→ **SET TASK**: Return all the data below as it stands, minus the pictures.

Stored data entries
★ ★ ★
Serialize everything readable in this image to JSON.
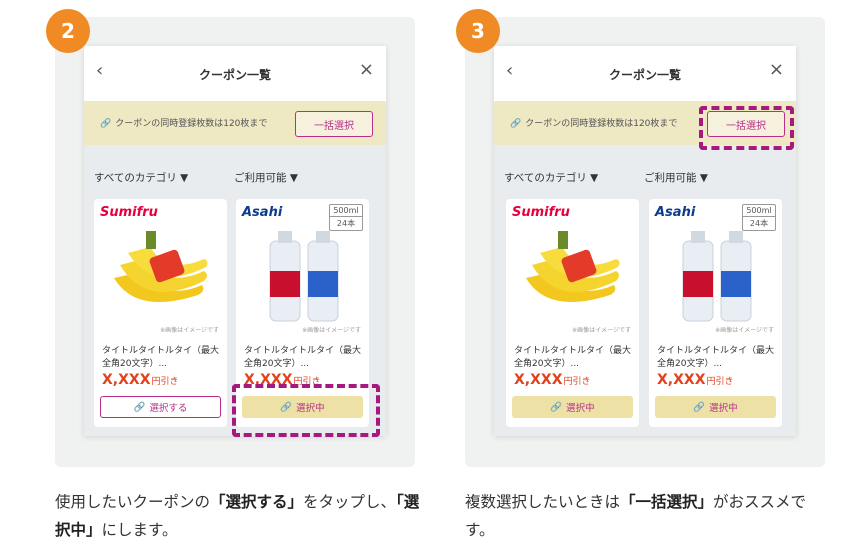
{
  "steps": [
    {
      "number": "2",
      "phone": {
        "title": "クーポン一覧",
        "back_icon": "‹",
        "close_icon": "×",
        "notice": "クーポンの同時登録枚数は120枚まで",
        "bulk_label": "一括選択",
        "filter_category": "すべてのカテゴリ ▼",
        "filter_available": "ご利用可能 ▼",
        "cards": [
          {
            "brand": "Sumifru",
            "image_note": "※画像はイメージです",
            "name": "タイトルタイトルタイ（最大全角20文字）...",
            "price": "X,XXX",
            "price_unit": "円引き",
            "button": "選択する"
          },
          {
            "brand": "Asahi",
            "spec": [
              "500ml",
              "24本"
            ],
            "image_note": "※画像はイメージです",
            "name": "タイトルタイトルタイ（最大全角20文字）...",
            "price": "X,XXX",
            "price_unit": "円引き",
            "button": "選択中"
          }
        ]
      },
      "caption_parts": [
        "使用したいクーポンの",
        "「選択する」",
        "をタップし、",
        "「選択中」",
        "にします。"
      ]
    },
    {
      "number": "3",
      "phone": {
        "title": "クーポン一覧",
        "back_icon": "‹",
        "close_icon": "×",
        "notice": "クーポンの同時登録枚数は120枚まで",
        "bulk_label": "一括選択",
        "filter_category": "すべてのカテゴリ ▼",
        "filter_available": "ご利用可能 ▼",
        "cards": [
          {
            "brand": "Sumifru",
            "image_note": "※画像はイメージです",
            "name": "タイトルタイトルタイ（最大全角20文字）...",
            "price": "X,XXX",
            "price_unit": "円引き",
            "button": "選択中"
          },
          {
            "brand": "Asahi",
            "spec": [
              "500ml",
              "24本"
            ],
            "image_note": "※画像はイメージです",
            "name": "タイトルタイトルタイ（最大全角20文字）...",
            "price": "X,XXX",
            "price_unit": "円引き",
            "button": "選択中"
          }
        ]
      },
      "caption_parts": [
        "複数選択したいときは",
        "「一括選択」",
        "がおススメです。"
      ]
    }
  ],
  "colors": {
    "badge": "#f08a24",
    "accent": "#b82e8a",
    "price": "#e2411b",
    "notice_bg": "#eee8c3"
  },
  "icons": [
    "chevron-left-icon",
    "close-icon",
    "paperclip-icon"
  ]
}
★ ★ ★
→ **ANSWER FOR THE TASK**:
Serialize everything readable in this image to JSON.
{
  "steps": [
    {
      "number": "2",
      "phone": {
        "title": "クーポン一覧",
        "back_icon": "‹",
        "close_icon": "×",
        "notice": "クーポンの同時登録枚数は120枚まで",
        "bulk_label": "一括選択",
        "filter_category": "すべてのカテゴリ ▼",
        "filter_available": "ご利用可能 ▼",
        "cards": [
          {
            "brand": "Sumifru",
            "image_note": "※画像はイメージです",
            "name": "タイトルタイトルタイ（最大全角20文字）...",
            "price": "X,XXX",
            "price_unit": "円引き",
            "button": "選択する"
          },
          {
            "brand": "Asahi",
            "spec": [
              "500ml",
              "24本"
            ],
            "image_note": "※画像はイメージです",
            "name": "タイトルタイトルタイ（最大全角20文字）...",
            "price": "X,XXX",
            "price_unit": "円引き",
            "button": "選択中"
          }
        ]
      },
      "caption_parts": [
        "使用したいクーポンの",
        "「選択する」",
        "をタップし、",
        "「選択中」",
        "にします。"
      ]
    },
    {
      "number": "3",
      "phone": {
        "title": "クーポン一覧",
        "back_icon": "‹",
        "close_icon": "×",
        "notice": "クーポンの同時登録枚数は120枚まで",
        "bulk_label": "一括選択",
        "filter_category": "すべてのカテゴリ ▼",
        "filter_available": "ご利用可能 ▼",
        "cards": [
          {
            "brand": "Sumifru",
            "image_note": "※画像はイメージです",
            "name": "タイトルタイトルタイ（最大全角20文字）...",
            "price": "X,XXX",
            "price_unit": "円引き",
            "button": "選択中"
          },
          {
            "brand": "Asahi",
            "spec": [
              "500ml",
              "24本"
            ],
            "image_note": "※画像はイメージです",
            "name": "タイトルタイトルタイ（最大全角20文字）...",
            "price": "X,XXX",
            "price_unit": "円引き",
            "button": "選択中"
          }
        ]
      },
      "caption_parts": [
        "複数選択したいときは",
        "「一括選択」",
        "がおススメです。"
      ]
    }
  ],
  "colors": {
    "badge": "#f08a24",
    "accent": "#b82e8a",
    "price": "#e2411b",
    "notice_bg": "#eee8c3"
  },
  "icons": [
    "chevron-left-icon",
    "close-icon",
    "paperclip-icon"
  ]
}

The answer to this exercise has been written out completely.